Exercise brief: Sift the material for lines containing "this", and return them.

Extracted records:
---*---
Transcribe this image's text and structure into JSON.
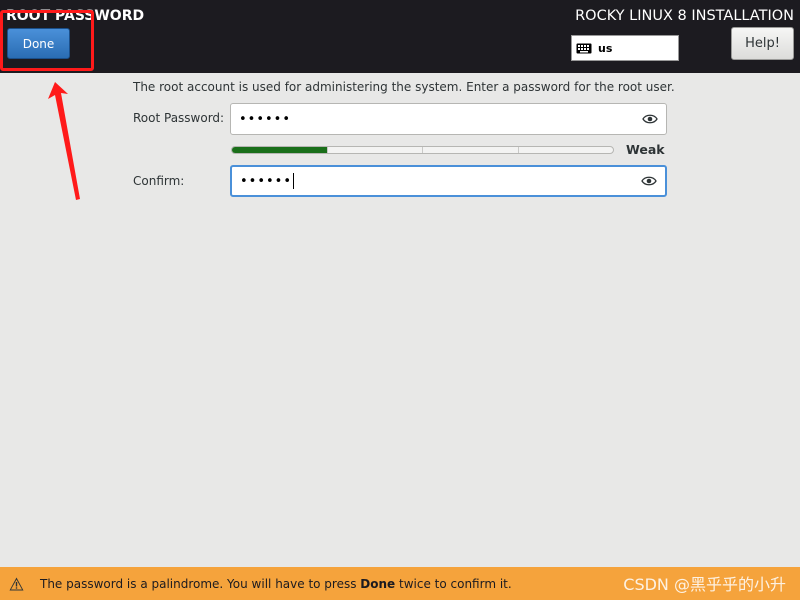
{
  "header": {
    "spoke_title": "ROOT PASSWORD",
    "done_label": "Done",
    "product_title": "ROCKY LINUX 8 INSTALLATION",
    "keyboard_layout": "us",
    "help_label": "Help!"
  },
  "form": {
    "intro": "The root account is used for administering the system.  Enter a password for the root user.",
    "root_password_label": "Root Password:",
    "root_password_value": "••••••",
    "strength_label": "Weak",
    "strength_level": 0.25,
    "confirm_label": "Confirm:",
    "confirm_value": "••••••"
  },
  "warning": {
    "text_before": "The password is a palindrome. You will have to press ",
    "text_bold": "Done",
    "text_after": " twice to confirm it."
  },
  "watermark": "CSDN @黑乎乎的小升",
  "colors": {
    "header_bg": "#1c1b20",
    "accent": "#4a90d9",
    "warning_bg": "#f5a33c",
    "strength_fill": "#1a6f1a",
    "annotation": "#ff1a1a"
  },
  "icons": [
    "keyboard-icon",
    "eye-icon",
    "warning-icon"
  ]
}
---*---
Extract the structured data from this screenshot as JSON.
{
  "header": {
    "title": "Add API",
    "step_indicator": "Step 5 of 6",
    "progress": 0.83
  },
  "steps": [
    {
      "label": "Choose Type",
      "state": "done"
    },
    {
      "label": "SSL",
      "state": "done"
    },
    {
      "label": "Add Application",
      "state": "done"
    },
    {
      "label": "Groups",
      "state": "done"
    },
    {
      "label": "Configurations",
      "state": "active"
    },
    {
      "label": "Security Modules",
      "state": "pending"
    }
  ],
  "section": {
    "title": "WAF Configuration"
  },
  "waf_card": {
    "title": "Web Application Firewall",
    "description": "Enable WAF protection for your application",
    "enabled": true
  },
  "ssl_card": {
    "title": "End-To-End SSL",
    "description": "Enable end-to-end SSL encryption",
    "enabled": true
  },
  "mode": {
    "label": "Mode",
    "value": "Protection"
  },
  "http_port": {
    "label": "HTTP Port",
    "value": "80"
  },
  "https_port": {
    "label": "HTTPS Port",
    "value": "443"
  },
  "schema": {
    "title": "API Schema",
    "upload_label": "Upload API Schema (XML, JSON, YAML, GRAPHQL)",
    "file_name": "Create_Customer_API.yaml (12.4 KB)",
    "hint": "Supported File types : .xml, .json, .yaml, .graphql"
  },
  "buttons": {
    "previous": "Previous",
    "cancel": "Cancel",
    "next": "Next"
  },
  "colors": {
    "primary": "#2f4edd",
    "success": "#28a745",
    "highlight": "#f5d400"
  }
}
---*---
Expected answer:
Transcribe this image's text and structure into JSON.
Extract the structured data from this screenshot as JSON.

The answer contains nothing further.